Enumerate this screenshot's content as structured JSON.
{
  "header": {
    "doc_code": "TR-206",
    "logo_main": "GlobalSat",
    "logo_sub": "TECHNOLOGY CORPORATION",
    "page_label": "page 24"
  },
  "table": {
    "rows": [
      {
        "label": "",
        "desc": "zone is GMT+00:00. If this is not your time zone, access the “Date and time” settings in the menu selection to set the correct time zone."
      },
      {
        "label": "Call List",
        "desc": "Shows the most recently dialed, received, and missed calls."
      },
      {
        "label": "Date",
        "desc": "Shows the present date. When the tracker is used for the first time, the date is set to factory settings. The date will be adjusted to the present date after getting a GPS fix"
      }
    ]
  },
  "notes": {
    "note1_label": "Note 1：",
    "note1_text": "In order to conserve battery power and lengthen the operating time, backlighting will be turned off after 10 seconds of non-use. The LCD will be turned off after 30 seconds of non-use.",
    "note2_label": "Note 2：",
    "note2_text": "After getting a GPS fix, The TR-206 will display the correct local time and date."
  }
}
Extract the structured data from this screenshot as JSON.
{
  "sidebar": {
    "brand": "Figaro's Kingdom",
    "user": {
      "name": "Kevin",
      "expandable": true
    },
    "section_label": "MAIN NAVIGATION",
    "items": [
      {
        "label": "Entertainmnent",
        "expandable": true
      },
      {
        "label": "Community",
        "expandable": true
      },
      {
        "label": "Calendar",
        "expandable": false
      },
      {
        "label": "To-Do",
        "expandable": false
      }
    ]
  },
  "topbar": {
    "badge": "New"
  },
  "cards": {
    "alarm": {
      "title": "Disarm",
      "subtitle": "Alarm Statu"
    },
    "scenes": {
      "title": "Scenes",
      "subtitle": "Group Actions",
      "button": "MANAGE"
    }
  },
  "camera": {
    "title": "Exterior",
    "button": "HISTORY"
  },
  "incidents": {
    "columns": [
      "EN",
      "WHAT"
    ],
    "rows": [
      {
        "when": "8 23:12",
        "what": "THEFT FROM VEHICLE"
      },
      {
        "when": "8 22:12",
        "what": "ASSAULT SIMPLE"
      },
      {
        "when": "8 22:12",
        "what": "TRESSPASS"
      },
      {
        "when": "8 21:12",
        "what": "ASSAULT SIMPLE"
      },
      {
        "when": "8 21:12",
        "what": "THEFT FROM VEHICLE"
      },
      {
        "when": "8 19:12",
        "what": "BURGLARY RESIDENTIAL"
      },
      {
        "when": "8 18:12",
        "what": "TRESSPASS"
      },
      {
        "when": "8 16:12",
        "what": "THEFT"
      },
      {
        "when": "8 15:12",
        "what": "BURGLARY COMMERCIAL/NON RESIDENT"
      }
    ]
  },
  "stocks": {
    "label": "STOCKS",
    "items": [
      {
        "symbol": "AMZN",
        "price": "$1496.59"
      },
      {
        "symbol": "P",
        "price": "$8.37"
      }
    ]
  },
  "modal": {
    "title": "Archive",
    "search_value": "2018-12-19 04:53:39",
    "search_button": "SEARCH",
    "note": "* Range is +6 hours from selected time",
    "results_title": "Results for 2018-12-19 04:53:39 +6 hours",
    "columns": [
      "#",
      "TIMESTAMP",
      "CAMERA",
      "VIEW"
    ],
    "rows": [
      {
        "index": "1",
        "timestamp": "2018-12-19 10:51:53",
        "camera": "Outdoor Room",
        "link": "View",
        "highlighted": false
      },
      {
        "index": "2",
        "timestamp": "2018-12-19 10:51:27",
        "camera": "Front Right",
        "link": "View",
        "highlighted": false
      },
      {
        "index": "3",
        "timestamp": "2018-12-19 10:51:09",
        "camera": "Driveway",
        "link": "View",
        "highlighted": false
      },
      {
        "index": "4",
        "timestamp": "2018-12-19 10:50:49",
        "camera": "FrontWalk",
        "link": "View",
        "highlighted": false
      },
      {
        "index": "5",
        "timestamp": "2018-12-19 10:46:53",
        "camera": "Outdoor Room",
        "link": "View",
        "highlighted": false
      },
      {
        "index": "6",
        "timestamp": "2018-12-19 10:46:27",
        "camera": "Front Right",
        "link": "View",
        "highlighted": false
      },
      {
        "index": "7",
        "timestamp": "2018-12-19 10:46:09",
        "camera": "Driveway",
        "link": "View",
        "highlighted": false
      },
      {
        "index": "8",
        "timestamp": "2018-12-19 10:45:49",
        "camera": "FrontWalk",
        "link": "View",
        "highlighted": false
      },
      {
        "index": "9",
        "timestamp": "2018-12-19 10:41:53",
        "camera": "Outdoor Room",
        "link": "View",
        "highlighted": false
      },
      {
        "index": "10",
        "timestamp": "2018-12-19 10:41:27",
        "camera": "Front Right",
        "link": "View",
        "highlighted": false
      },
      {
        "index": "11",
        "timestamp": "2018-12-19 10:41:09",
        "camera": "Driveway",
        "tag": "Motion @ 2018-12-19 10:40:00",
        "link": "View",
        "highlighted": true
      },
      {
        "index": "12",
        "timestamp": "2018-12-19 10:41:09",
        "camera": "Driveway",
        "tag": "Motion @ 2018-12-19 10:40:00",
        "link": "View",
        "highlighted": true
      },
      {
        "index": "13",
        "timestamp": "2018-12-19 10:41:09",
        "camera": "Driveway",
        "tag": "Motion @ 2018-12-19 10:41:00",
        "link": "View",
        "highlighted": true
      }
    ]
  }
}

********************

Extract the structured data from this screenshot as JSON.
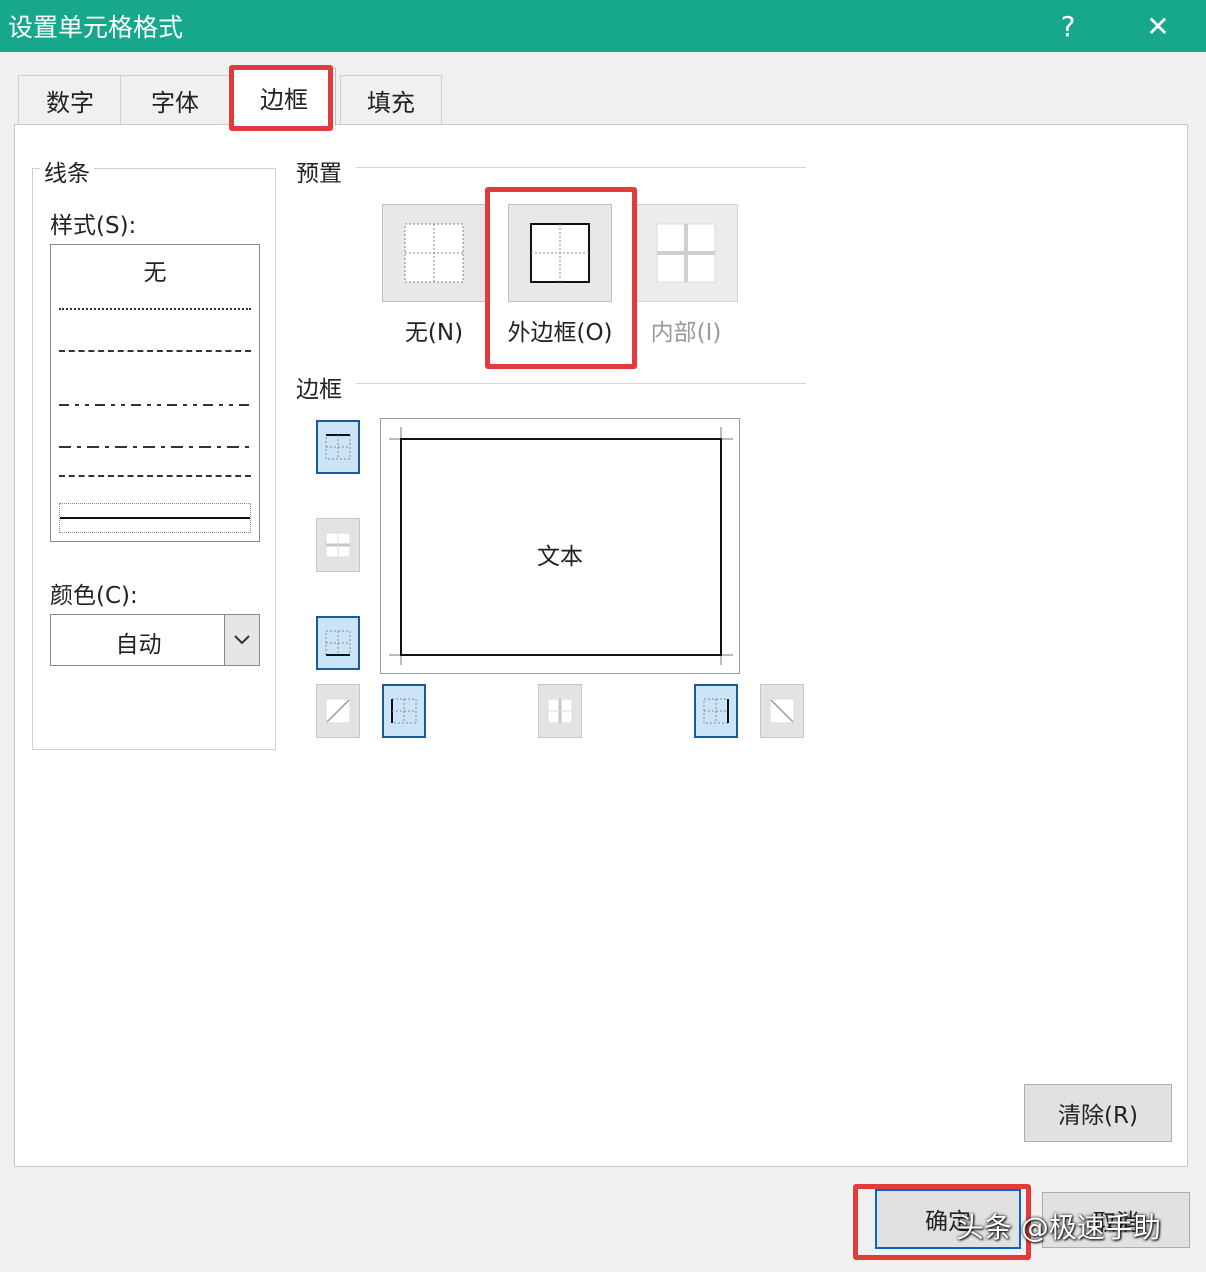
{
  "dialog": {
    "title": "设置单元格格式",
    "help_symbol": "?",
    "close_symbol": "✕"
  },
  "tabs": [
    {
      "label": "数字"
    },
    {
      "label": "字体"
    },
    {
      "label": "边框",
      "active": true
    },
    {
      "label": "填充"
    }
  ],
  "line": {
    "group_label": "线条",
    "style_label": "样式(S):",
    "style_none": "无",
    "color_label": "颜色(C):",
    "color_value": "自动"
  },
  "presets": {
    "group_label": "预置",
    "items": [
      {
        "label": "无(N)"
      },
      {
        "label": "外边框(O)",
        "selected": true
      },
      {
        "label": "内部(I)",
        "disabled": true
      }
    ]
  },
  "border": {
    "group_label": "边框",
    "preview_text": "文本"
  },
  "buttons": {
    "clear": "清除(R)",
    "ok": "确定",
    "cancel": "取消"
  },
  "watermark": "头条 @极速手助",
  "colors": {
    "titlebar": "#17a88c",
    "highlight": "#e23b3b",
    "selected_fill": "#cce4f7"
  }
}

********************

:: INSTRUCTION ::
Indicate how many lines of the material contain the string "will", giving the number and nothing more.

:: SOLUTION TO THIS PROBLEM ::
3